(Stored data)
━━━━━━━━━━━━━━━━━━━━
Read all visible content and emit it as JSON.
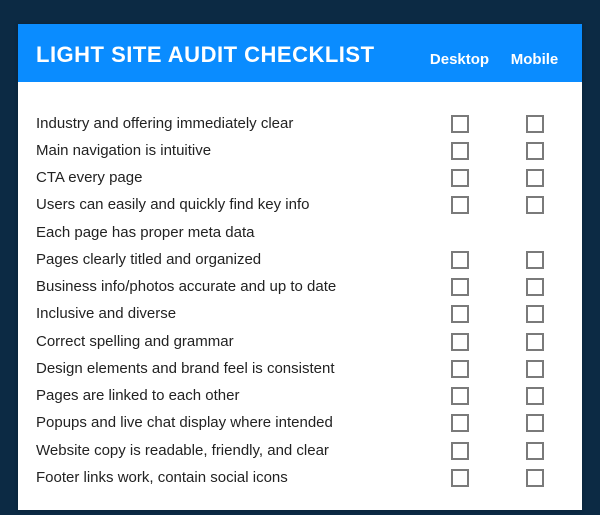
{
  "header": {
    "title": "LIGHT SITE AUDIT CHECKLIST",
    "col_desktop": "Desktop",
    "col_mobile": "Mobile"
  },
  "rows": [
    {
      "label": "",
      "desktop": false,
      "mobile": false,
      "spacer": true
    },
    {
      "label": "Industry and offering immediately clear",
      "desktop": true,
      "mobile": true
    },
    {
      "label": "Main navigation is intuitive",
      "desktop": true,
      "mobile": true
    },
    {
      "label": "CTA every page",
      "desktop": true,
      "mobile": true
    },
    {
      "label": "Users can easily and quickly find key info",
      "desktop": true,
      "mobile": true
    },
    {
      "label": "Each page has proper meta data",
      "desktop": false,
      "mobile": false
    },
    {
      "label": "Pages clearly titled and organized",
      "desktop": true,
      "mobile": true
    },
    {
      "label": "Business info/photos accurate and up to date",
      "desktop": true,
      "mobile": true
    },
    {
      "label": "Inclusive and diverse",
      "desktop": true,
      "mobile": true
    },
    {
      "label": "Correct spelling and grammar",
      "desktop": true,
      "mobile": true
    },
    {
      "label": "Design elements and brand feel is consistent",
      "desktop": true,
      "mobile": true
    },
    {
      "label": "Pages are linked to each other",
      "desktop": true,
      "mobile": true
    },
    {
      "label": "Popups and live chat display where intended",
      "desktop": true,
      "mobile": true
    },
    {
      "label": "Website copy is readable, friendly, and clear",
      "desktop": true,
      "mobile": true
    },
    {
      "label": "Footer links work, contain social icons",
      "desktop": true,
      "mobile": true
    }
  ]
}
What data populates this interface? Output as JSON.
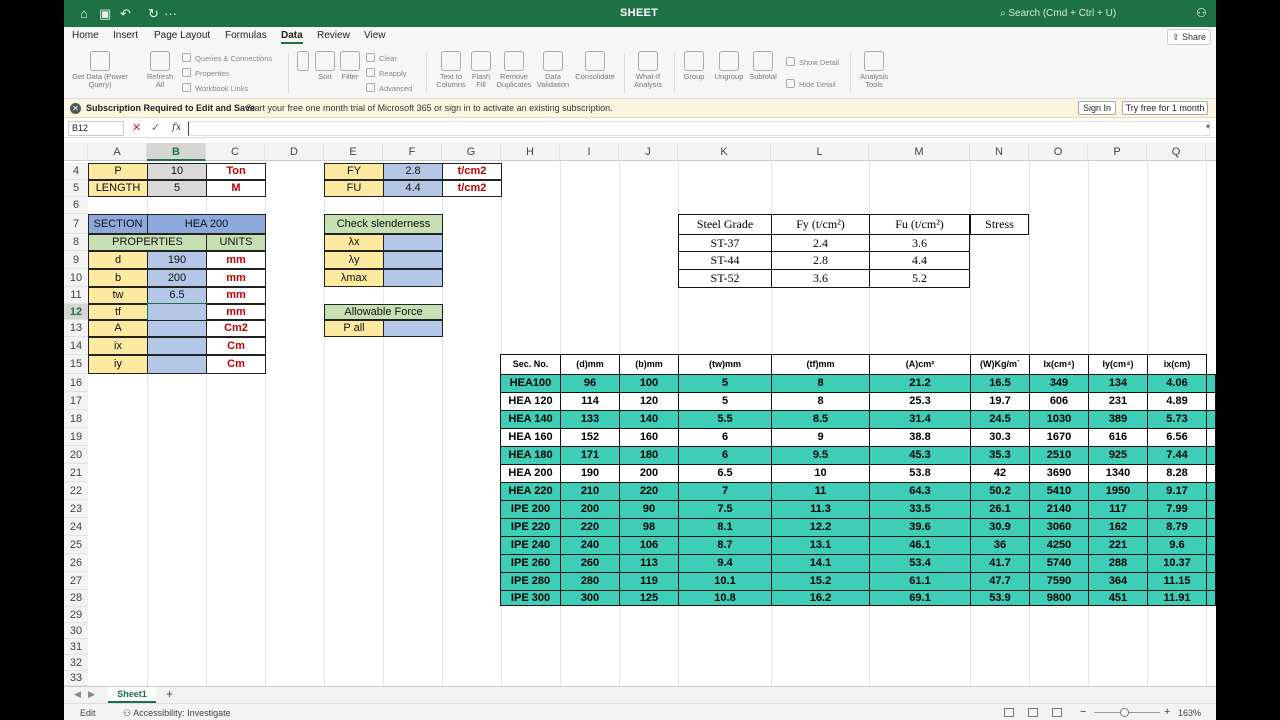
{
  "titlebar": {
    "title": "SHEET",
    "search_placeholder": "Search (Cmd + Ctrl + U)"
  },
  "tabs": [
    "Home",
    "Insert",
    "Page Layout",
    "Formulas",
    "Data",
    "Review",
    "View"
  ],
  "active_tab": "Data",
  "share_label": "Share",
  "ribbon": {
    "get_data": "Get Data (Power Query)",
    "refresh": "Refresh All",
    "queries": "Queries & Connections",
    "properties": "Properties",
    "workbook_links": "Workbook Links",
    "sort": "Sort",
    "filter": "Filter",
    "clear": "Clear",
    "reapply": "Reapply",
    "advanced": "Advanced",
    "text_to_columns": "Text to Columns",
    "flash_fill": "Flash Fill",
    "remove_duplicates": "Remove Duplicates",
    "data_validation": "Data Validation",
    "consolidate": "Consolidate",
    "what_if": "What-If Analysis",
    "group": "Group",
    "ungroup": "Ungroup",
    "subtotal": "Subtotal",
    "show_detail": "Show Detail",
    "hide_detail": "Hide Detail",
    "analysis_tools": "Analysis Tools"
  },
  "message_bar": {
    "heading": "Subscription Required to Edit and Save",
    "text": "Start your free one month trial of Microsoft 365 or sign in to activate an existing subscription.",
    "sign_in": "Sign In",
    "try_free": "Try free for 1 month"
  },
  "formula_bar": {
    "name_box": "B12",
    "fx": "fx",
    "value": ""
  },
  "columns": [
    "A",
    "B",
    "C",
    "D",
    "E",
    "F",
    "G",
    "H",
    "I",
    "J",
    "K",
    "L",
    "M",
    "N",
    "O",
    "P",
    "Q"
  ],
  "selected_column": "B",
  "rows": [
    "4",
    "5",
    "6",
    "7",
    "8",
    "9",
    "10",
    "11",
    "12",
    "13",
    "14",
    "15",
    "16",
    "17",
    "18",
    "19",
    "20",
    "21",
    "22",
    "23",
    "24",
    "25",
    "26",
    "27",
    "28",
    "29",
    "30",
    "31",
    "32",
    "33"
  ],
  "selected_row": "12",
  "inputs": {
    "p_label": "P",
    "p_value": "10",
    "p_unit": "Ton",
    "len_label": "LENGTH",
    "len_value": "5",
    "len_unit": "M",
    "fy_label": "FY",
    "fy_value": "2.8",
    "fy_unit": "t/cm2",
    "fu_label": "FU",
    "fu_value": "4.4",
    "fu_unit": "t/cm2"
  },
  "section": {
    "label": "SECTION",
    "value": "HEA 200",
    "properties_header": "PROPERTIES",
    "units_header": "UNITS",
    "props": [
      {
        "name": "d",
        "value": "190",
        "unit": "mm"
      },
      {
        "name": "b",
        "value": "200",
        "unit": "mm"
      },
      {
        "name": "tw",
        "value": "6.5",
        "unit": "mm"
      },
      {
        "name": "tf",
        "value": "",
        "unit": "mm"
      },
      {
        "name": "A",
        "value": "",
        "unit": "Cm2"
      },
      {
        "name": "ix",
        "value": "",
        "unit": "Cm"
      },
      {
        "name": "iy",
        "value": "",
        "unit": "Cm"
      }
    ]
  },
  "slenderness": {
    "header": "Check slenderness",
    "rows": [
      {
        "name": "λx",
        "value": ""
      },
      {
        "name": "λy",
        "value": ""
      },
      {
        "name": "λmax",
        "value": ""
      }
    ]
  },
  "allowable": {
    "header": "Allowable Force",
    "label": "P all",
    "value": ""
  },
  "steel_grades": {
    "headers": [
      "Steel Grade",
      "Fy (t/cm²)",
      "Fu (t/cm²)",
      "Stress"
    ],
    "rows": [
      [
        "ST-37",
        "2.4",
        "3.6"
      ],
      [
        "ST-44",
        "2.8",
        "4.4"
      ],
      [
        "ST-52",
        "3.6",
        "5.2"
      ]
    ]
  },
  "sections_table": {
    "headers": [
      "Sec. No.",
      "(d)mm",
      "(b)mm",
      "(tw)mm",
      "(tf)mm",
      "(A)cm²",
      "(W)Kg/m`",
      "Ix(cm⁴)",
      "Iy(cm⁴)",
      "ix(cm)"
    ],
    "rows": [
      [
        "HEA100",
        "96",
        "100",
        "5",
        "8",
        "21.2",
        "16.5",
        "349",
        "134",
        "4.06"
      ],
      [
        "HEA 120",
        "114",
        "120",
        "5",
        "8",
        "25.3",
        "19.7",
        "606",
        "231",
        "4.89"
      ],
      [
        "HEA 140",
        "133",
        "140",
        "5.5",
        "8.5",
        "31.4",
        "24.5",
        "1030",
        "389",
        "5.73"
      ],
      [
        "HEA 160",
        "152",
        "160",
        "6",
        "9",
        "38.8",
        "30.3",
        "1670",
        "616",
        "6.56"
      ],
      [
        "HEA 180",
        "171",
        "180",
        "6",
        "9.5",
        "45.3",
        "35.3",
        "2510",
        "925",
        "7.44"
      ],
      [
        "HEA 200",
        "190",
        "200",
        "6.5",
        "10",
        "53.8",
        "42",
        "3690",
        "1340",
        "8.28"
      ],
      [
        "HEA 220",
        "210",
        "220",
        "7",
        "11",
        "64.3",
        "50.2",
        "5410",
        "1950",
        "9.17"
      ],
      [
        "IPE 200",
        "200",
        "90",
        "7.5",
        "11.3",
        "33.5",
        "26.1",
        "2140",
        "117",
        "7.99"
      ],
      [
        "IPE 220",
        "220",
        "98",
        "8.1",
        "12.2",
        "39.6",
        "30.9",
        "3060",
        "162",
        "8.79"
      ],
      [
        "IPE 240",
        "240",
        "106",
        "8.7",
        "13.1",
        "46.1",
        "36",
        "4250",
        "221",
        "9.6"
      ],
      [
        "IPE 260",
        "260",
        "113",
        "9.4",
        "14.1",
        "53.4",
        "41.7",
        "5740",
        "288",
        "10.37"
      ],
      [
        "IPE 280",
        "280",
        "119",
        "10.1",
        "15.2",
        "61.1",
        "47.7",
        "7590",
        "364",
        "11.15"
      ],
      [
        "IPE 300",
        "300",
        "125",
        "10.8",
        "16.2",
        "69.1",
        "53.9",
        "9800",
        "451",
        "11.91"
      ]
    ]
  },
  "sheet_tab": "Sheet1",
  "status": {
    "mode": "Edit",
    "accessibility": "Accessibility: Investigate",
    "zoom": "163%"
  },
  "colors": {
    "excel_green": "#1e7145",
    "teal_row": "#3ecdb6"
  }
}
━━━━━━━━━━━━━━━━━━━━
- [Goal of the exercise] Read the entries above, then pull out the lines that include "slenderness".

- [Output of the task]
  "slenderness": {
    "header": "Check slenderness",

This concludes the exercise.